Problem to solve
Filter the records for lines holding the string "mind".
>> Begin Provided data
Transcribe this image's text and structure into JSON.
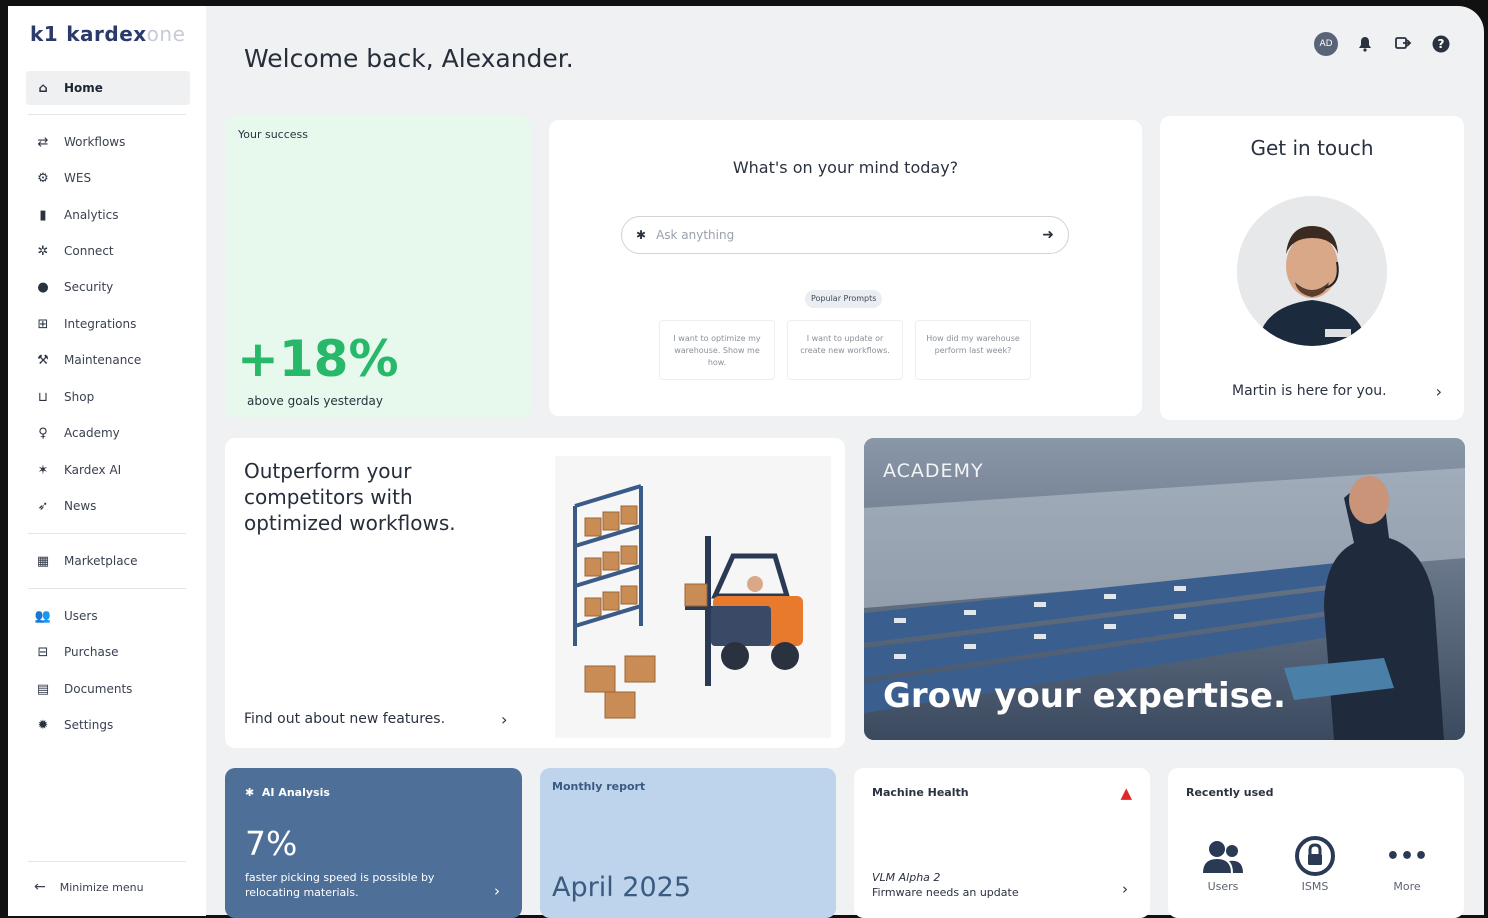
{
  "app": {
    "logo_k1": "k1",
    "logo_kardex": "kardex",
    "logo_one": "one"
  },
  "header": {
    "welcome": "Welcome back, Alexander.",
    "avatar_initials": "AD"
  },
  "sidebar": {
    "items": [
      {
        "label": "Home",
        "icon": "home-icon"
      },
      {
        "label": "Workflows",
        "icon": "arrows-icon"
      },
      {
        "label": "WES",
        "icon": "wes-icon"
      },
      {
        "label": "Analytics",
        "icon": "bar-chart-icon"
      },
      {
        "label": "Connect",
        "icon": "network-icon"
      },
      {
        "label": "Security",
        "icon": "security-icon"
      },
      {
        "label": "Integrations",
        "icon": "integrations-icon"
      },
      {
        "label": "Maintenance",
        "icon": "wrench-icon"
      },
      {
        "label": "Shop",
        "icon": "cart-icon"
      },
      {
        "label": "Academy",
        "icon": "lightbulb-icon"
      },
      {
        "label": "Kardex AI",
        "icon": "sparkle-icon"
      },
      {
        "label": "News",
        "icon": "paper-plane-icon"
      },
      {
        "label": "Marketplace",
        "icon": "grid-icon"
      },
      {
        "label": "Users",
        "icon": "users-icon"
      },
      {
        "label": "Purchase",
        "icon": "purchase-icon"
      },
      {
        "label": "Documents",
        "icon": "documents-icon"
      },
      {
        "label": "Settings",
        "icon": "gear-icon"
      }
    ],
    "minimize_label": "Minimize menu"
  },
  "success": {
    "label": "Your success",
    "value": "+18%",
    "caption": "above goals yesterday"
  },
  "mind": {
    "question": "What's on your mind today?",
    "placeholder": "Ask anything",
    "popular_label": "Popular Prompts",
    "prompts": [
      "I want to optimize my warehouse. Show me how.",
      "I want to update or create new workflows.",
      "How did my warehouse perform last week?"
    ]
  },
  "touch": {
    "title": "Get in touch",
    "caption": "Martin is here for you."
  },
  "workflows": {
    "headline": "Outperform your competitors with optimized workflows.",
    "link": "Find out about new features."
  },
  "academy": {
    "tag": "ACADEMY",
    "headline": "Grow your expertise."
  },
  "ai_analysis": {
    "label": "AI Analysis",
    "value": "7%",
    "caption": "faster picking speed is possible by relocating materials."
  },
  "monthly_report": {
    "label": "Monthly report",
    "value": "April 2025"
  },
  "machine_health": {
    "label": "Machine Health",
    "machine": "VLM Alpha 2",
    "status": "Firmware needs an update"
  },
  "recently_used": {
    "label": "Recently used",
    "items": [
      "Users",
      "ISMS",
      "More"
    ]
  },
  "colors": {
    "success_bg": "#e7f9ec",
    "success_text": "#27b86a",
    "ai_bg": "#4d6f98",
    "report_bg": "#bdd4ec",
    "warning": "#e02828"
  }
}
>> End Provided data
>> Begin Provided data
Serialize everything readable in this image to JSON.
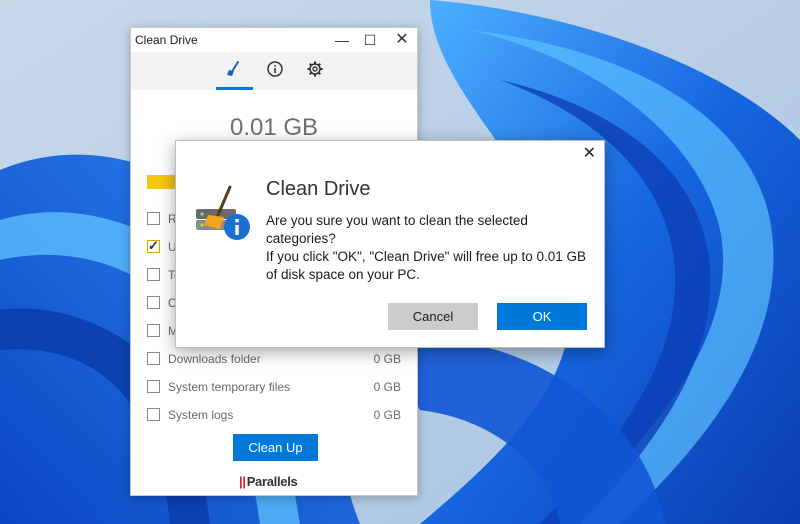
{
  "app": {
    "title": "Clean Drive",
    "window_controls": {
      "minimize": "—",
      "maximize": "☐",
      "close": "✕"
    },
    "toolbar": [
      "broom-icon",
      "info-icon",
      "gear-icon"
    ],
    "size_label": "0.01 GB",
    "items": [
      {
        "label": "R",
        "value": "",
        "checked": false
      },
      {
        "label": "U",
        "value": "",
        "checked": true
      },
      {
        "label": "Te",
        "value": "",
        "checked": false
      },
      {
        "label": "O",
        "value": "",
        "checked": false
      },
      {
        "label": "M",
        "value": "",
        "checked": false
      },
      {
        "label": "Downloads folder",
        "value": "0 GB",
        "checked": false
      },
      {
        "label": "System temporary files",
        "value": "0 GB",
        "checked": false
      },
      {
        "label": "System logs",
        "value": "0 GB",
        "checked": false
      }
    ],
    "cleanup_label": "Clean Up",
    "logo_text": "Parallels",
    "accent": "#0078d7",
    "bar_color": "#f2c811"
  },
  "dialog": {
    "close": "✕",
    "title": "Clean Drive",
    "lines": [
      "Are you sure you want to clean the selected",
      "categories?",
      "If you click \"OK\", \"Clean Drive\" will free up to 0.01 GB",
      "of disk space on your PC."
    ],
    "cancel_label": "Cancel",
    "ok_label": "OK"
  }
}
>> End Provided data
Solution to this exercise
  "mind": {
    "question": "What's on your mind today?",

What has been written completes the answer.